§ **WHAT THIS TASK INVOLVES**: Keep only the lines of the listing that include the word "failures", and copy them.

##########

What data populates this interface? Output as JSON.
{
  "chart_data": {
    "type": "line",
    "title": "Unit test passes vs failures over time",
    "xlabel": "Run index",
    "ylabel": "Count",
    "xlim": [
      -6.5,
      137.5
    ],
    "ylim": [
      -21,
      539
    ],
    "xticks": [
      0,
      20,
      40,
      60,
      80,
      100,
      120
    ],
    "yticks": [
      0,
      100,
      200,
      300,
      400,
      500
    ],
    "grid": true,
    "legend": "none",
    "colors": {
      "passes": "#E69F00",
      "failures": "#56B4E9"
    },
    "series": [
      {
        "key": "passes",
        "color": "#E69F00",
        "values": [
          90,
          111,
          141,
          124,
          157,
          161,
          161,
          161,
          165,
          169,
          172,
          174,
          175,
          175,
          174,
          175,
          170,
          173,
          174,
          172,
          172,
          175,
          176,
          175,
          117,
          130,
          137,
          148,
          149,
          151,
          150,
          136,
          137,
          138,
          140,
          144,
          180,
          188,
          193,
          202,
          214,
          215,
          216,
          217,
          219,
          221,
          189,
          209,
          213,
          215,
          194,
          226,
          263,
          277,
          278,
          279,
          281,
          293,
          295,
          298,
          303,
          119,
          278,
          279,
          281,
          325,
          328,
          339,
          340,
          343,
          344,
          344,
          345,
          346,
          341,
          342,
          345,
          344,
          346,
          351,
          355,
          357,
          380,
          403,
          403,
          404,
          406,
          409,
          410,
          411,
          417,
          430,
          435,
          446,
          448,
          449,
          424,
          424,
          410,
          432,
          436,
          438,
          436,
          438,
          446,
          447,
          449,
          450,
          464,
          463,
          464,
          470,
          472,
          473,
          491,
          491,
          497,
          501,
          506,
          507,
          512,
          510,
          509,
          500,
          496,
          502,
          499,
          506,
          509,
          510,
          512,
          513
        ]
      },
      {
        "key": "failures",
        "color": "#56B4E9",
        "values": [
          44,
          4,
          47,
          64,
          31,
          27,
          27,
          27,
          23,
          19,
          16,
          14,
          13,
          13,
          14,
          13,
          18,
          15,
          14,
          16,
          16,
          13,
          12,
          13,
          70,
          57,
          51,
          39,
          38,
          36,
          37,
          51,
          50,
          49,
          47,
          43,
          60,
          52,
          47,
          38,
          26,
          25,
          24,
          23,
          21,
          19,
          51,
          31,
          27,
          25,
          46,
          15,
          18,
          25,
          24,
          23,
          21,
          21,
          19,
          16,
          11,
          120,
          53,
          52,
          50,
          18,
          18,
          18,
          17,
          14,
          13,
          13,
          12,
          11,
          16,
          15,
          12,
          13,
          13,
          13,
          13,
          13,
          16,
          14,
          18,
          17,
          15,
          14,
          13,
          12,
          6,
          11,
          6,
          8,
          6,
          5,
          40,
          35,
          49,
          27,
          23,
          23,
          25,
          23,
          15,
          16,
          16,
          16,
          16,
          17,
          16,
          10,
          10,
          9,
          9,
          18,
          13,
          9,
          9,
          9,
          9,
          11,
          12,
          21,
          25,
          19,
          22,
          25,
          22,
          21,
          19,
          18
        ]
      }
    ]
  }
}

##########

§ **FINAL ANSWER**:
    "title": "Unit test passes vs failures over time",
      "failures": "#56B4E9"
        "key": "failures",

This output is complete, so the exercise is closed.